> **Job**: Search the material for the string "vítězství" and copy each line where it occurs.

* Begin *

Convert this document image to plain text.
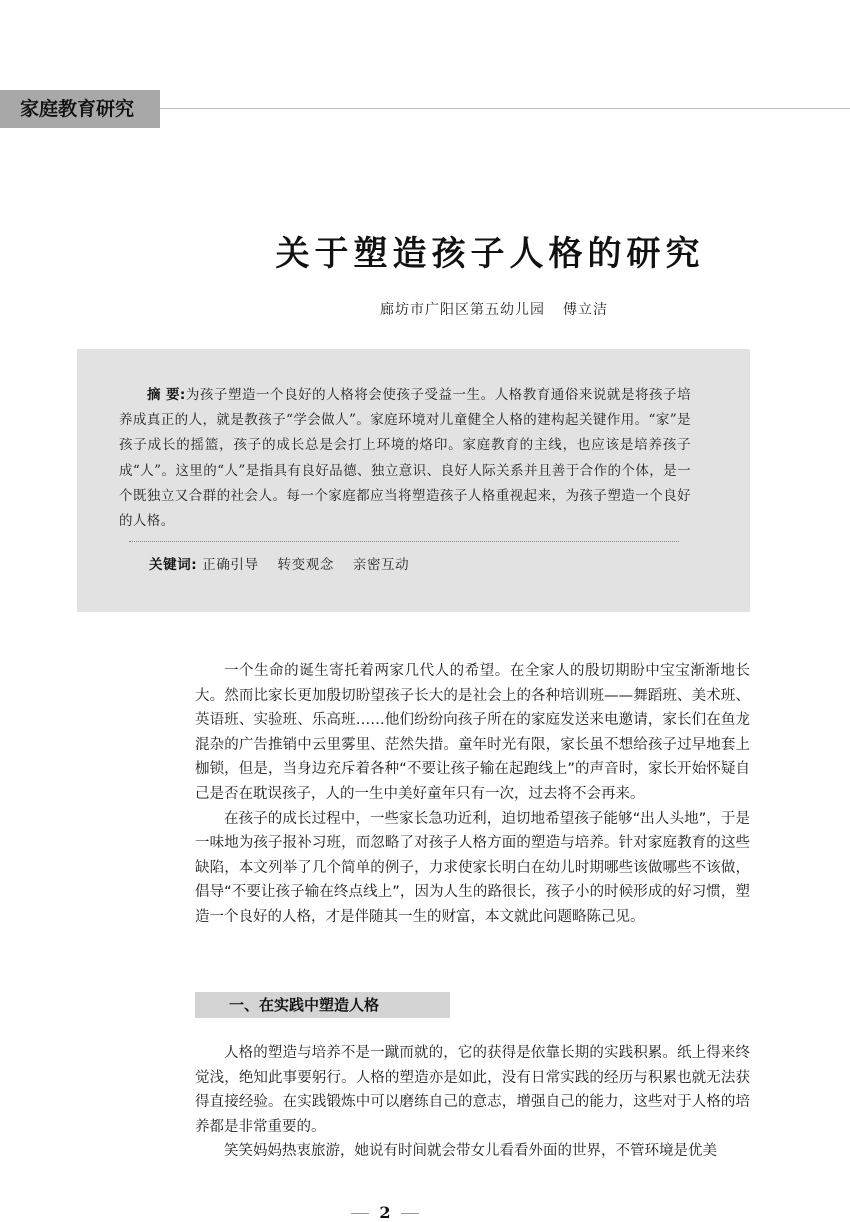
家庭教育研究
关于塑造孩子人格的研究
廊坊市广阳区第五幼儿园 傅立洁
摘 要:为孩子塑造一个良好的人格将会使孩子受益一生。人格教育通俗来说就是将孩子培养成真正的人，就是教孩子“学会做人”。家庭环境对儿童健全人格的建构起关键作用。“家”是孩子成长的摇篮，孩子的成长总是会打上环境的烙印。家庭教育的主线，也应该是培养孩子成“人”。这里的“人”是指具有良好品德、独立意识、良好人际关系并且善于合作的个体，是一个既独立又合群的社会人。每一个家庭都应当将塑造孩子人格重视起来，为孩子塑造一个良好的人格。
关键词: 正确引导 转变观念 亲密互动

一个生命的诞生寄托着两家几代人的希望。在全家人的殷切期盼中宝宝渐渐地长大。然而比家长更加殷切盼望孩子长大的是社会上的各种培训班——舞蹈班、美术班、英语班、实验班、乐高班……他们纷纷向孩子所在的家庭发送来电邀请，家长们在鱼龙混杂的广告推销中云里雾里、茫然失措。童年时光有限，家长虽不想给孩子过早地套上枷锁，但是，当身边充斥着各种“不要让孩子输在起跑线上”的声音时，家长开始怀疑自己是否在耽误孩子，人的一生中美好童年只有一次，过去将不会再来。

在孩子的成长过程中，一些家长急功近利，迫切地希望孩子能够“出人头地”，于是一味地为孩子报补习班，而忽略了对孩子人格方面的塑造与培养。针对家庭教育的这些缺陷，本文列举了几个简单的例子，力求使家长明白在幼儿时期哪些该做哪些不该做，倡导“不要让孩子输在终点线上”，因为人生的路很长，孩子小的时候形成的好习惯，塑造一个良好的人格，才是伴随其一生的财富，本文就此问题略陈己见。

一、在实践中塑造人格

人格的塑造与培养不是一蹴而就的，它的获得是依靠长期的实践积累。纸上得来终觉浅，绝知此事要躬行。人格的塑造亦是如此，没有日常实践的经历与积累也就无法获得直接经验。在实践锻炼中可以磨练自己的意志，增强自己的能力，这些对于人格的培养都是非常重要的。

笑笑妈妈热衷旅游，她说有时间就会带女儿看看外面的世界，不管环境是优美

2
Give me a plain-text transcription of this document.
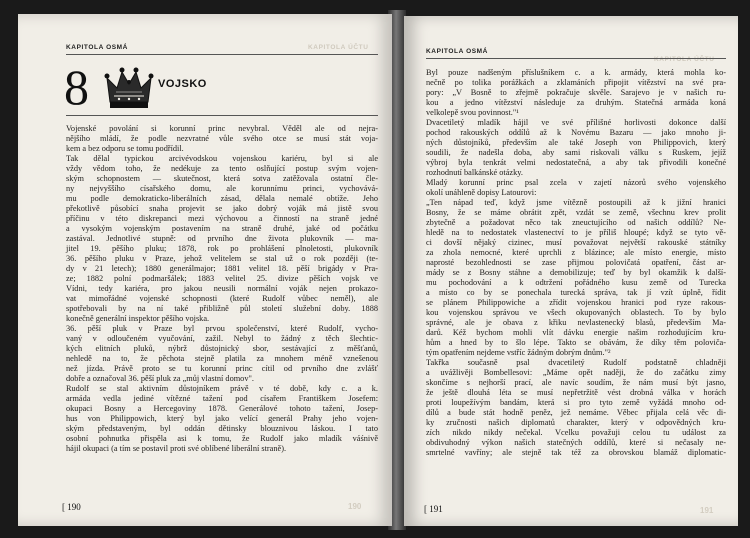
KAPITOLA OSMÁ	KAPITOLA ÚČTU
8	VOJSKO
Vojenské povolání si korunní princ nevybral. Věděl ale od nejra-
nějšího mládí, že podle nezvratné vůle svého otce se musí stát voja-
kem a bez odporu se tomu podřídil.
Tak dělal typickou arcivévodskou vojenskou kariéru, byl si ale
vždy vědom toho, že nedékuje za tento oslňující postup svým vojen-
ským schopnostem — skutečnost, která sotva zatěžovala ostatní čle-
ny nejvyššího císařského domu, ale korunnímu princi, vychovává-
mu podle demokraticko-liberálních zásad, dělala nemalé obtíže. Jeho
překotlivě působící snaha projevit se jako dobrý voják má jistě svou
příčinu v této diskrepanci mezi výchovou a činností na straně jedné
a vysokým vojenským postavením na straně druhé, jaké od počátku
zastával. Jednotlivé stupně: od prvního dne života plukovník — ma-
jitel 19. pěšího pluku; 1878, rok po prohlášení plnoletosti, plukovník
36. pěšího pluku v Praze, jehož velitelem se stal už o rok později (te-
dy v 21 letech); 1880 generálmajor; 1881 velitel 18. pěší brigády v Pra-
ze; 1882 polní podmaršálek; 1883 velitel 25. divize pěších vojsk ve
Vídni, tedy kariéra, pro jakou neusili normální voják nejen prokazo-
vat mimořádné vojenské schopnosti (které Rudolf vůbec neměl), ale
spotřebovali by na ní také přibližně půl století služební doby. 1888
konečně generální inspektor pěšího vojska.
36. pěší pluk v Praze byl prvou společenství, které Rudolf, vycho-
vaný v odloučeném vyučování, zažil. Nebyl to žádný z těch šlechtic-
kých elitních pluků, nýbrž důstojnický sbor, sestávající z měšťanů,
nehledě na to, že pěchota stejně platila za mnohem méně vznešenou
než jízda. Právě proto se tu korunní princ cítil od prvního dne zvlášť
dobře a označoval 36. pěší pluk za „můj vlastní domov".
Rudolf se stal aktivním důstojníkem právě v té době, kdy c. a k.
armáda vedla jediné vítězné tažení pod císařem Františkem Josefem:
okupaci Bosny a Hercegoviny 1878. Generálové tohoto tažení, Josep-
hus von Philippowich, který byl jako velící generál Prahy jeho vojen-
ským představeným, byl oddán dětinsky blouznivou láskou. I tato
osobní pohnutka přispěla asi k tomu, že Rudolf jako mladík váśnivě
hájil okupaci (a tím se postavil proti své oblíbené liberální straně).
[ 190	190
KAPITOLA OSMÁ
KAPITOLA ÚČTU
Byl pouze nadšeným příslušníkem c. a k. armády, která mohla ko-
nečně po tolika porážkách a zklamáních připojit vítězství na své pra-
pory: „V Bosně to zřejmě pokračuje skvěle. Sarajevo je v našich ru-
kou a jedno vítězství následuje za druhým. Statečná armáda koná
velkolepě svou povinnost."¹
Dvacetiletý mladík hájil ve své přílišné horlivosti dokonce další
pochod rakouských oddílů až k Novému Bazaru — jako mnoho ji-
ných důstojníků, především ale také Joseph von Philippovich, který
soudili, že nadešla doba, aby sami riskovali válku s Ruskem, jejíž
výbroj byla tenkrát velmi nedostatečná, a aby tak přivodili konečné
rozhodnutí balkánské otázky.
Mladý korunní princ psal zcela v zajetí názorů svého vojenského
okolí unáhleně dopisy Latourovi:
„Ten nápad teď, když jsme vítězně postoupili až k jižní hranici
Bosny, že se máme obrátit zpět, vzdát se země, všechnu krev prolit
zbytečně a požadovat něco tak zneuctujícího od našich oddílů? Ne-
hledě na to nedostatek vlastenectví to je příliš hloupé; když se tyto vě-
ci dovší nějaký cizinec, musí považovat největší rakouské státníky
za zhola nemocné, které uprchli z blázince; ale místo energie, místo
naprosté bezohlednosti se zase přijmou polovičatá opatření, část ar-
mády se z Bosny stáhne a demobilizuje; teď by byl okamžik k další-
mu pochodování a k odtržení pořádného kusu země od Turecka
a místo co by se ponechala turecká správa, tak jí vzít úplně, řídit
se plánem Philippowiche a zřídit vojenskou hranici pod ryze rakous-
kou vojenskou správou ve všech okupovaných oblastech. To by bylo
správné, ale je obava z křiku nevlastenecký blasů, především Ma-
darů. Kéž bychom mohli vlít dávku energie našim rozhodujícím kru-
hům a hned by to šlo lépe. Takto se obávám, že díky těm poloviča-
tým opatřením nejdeme vstříc žádným dobrým dnům."²
Takřka současně psal dvacetiletý Rudolf podstatně chladněji
a uvážlivěji Bombellesovi: „Máme opět naději, že do začátku zimy
skončíme s nejhorší prací, ale navíc soudím, že nám musí být jasno,
že ještě dlouhá léta se musí nepřetržitě vést drobná válka v horách
proti loupežívým bandám, která si pro tyto země vyžádá mnoho od-
dílů a bude stát hodně peněz, jež nemáme. Věbec přijala celá věc di-
ky zručnosti našich diplomatů charakter, který v odpovědných kru-
zích nikdo nikdy nečekal. Vcelku považuji celou tu událost za
obdivuhodný výkon našich statečných oddílů, které si nečasaly ne-
smrtelné vavříny; ale stejně tak též za obrovskou blamáž diplomatic-
[ 191	191
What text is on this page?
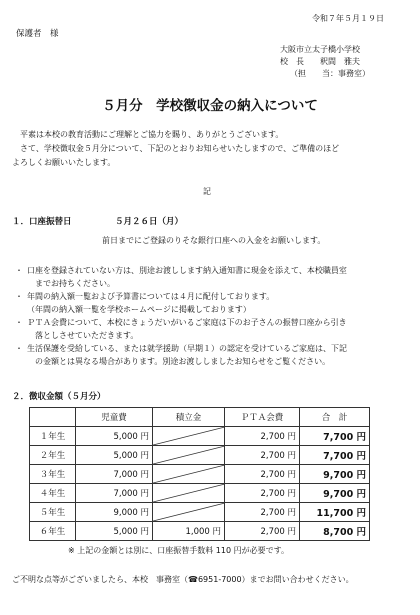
令和７年５月１９日
保護者　様
大阪市立太子橋小学校
校　長　　釈間　雅夫
（担　　当：事務室）
５月分　学校徴収金の納入について
平素は本校の教育活動にご理解とご協力を賜り、ありがとうございます。
さて、学校徴収金５月分について、下記のとおりお知らせいたしますので、ご準備のほど
よろしくお願いいたします。
記
１．口座振替日	５月２６日（月）
前日までにご登録のりそな銀行口座への入金をお願いします。
・ 口座を登録されていない方は、別途お渡しします納入通知書に現金を添えて、本校職員室
までお持ちください。
・ 年間の納入額一覧および予算書については４月に配付しております。
（年間の納入額一覧を学校ホームページに掲載しております）
・ ＰＴＡ会費について、本校にきょうだいがいるご家庭は下のお子さんの振替口座から引き
落としさせていただきます。
・ 生活保護を受給している、または就学援助（早期１）の認定を受けているご家庭は、下記
の金額とは異なる場合があります。別途お渡ししましたお知らせをご覧ください。
２．徴収金額（５月分）
	児童費	積立金	ＰＴＡ会費	合　計
１年生	5,000 円		2,700 円	7,700 円
２年生	5,000 円		2,700 円	7,700 円
３年生	7,000 円		2,700 円	9,700 円
４年生	7,000 円		2,700 円	9,700 円
５年生	9,000 円		2,700 円	11,700 円
６年生	5,000 円	1,000 円	2,700 円	8,700 円
※ 上記の金額とは別に、口座振替手数料 110 円が必要です。
ご不明な点等がございましたら、本校　事務室（☎6951-7000）までお問い合わせください。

* End *

> **Finished answer**:
nečně po tolika porážkách a zklamáních připojit vítězství na své pra-
kou a jedno vítězství následuje za druhým. Statečná armáda koná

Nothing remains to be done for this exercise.